Instructions to follow:
Copy nothing but the lines from the one containing "Give me a plain-text" through the last line of the records, repeated exactly and without pictures.

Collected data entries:
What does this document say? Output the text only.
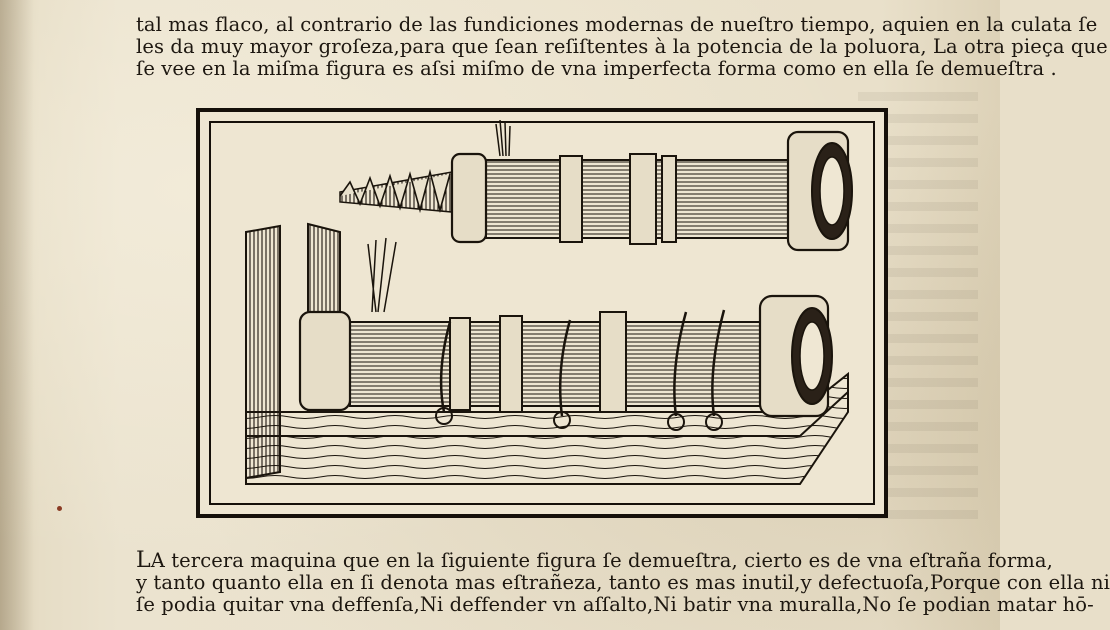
tal mas flaco, al contrario de las fundiciones modernas de nueſtro tiempo, aquien en la culata ſe
les da muy mayor groſeza,para que ſean reſiſtentes à la potencia de la poluora, La otra pieça que
ſe vee en la miſma figura es aſsi miſmo de vna imperfecta forma como en ella ſe demueſtra .
LA tercera maquina que en la ſiguiente figura ſe demueſtra, cierto es de vna eſtraña forma,
y tanto quanto ella en ſi denota mas eſtrañeza, tanto es mas inutil,y defectuoſa,Porque con ella ni
ſe podia quitar vna deffenſa,Ni deffender vn aſſalto,Ni batir vna muralla,No ſe podian matar hō-
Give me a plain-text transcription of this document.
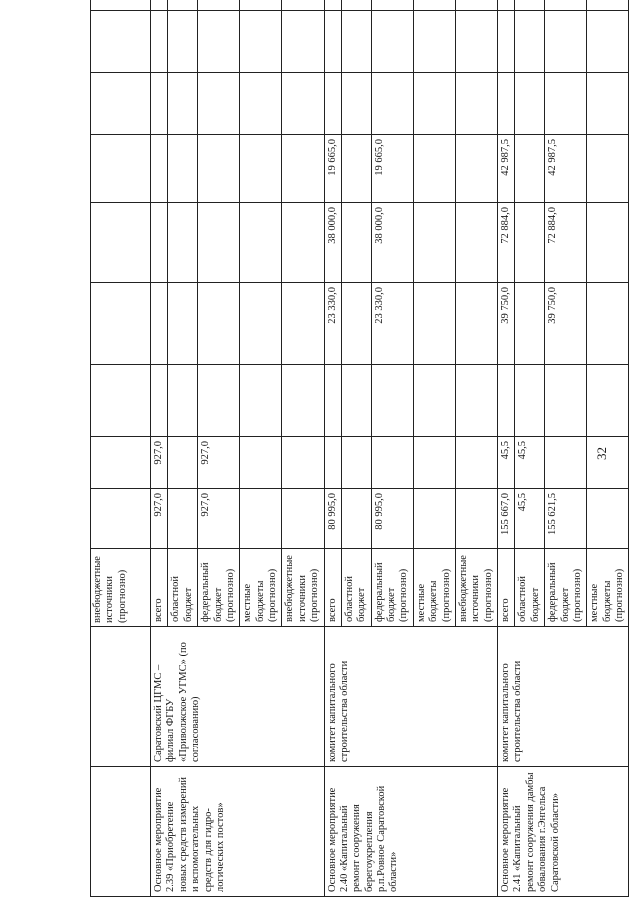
32

Основное мероприятие 2.39 «Приобретение новых средств измерений и вспомогательных средств для гидро-логических постов»	Саратовский ЦГМС – филиал ФГБУ «Приволжское УГМС» (по согласованию)	всего	927,0	927,0							
		областной бюджет									
		федеральный бюджет (прогнозно)	927,0	927,0							
		местные бюджеты (прогнозно)									
		внебюджетные источники (прогнозно)									
Основное мероприятие 2.40 «Капитальный ремонт сооружения берегоукрепления р.п.Ровное Саратовской области»	комитет капитального строительства области	всего	80 995,0			23 330,0	38 000,0	19 665,0			
		областной бюджет									
		федеральный бюджет (прогнозно)	80 995,0			23 330,0	38 000,0	19 665,0			
		местные бюджеты (прогнозно)									
		внебюджетные источники (прогнозно)									
Основное мероприятие 2.41 «Капитальный ремонт сооружения дамбы обвалования г.Энгельса Саратовской области»	комитет капитального строительства области	всего	155 667,0	45,5		39 750,0	72 884,0	42 987,5			
		областной бюджет	45,5	45,5							
		федеральный бюджет (прогнозно)	155 621,5			39 750,0	72 884,0	42 987,5			
		местные бюджеты (прогнозно)									
внебюджетные источники (прогнозно)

Written answer:
Give me a plain-text transcription of this document.
32

Основное мероприятие 2.39 «Приобретение новых средств измерений и вспомогательных средств для гидро-логических постов»	Саратовский ЦГМС – филиал ФГБУ «Приволжское УГМС» (по согласованию)	всего	927,0	927,0							
		областной бюджет									
		федеральный бюджет (прогнозно)	927,0	927,0							
		местные бюджеты (прогнозно)									
		внебюджетные источники (прогнозно)									
Основное мероприятие 2.40 «Капитальный ремонт сооружения берегоукрепления р.п.Ровное Саратовской области»	комитет капитального строительства области	всего	80 995,0			23 330,0	38 000,0	19 665,0			
		областной бюджет									
		федеральный бюджет (прогнозно)	80 995,0			23 330,0	38 000,0	19 665,0			
		местные бюджеты (прогнозно)									
		внебюджетные источники (прогнозно)									
Основное мероприятие 2.41 «Капитальный ремонт сооружения дамбы обвалования г.Энгельса Саратовской области»	комитет капитального строительства области	всего	155 667,0	45,5		39 750,0	72 884,0	42 987,5			
		областной бюджет	45,5	45,5							
		федеральный бюджет (прогнозно)	155 621,5			39 750,0	72 884,0	42 987,5			
		местные бюджеты (прогнозно)									
внебюджетные источники (прогнозно)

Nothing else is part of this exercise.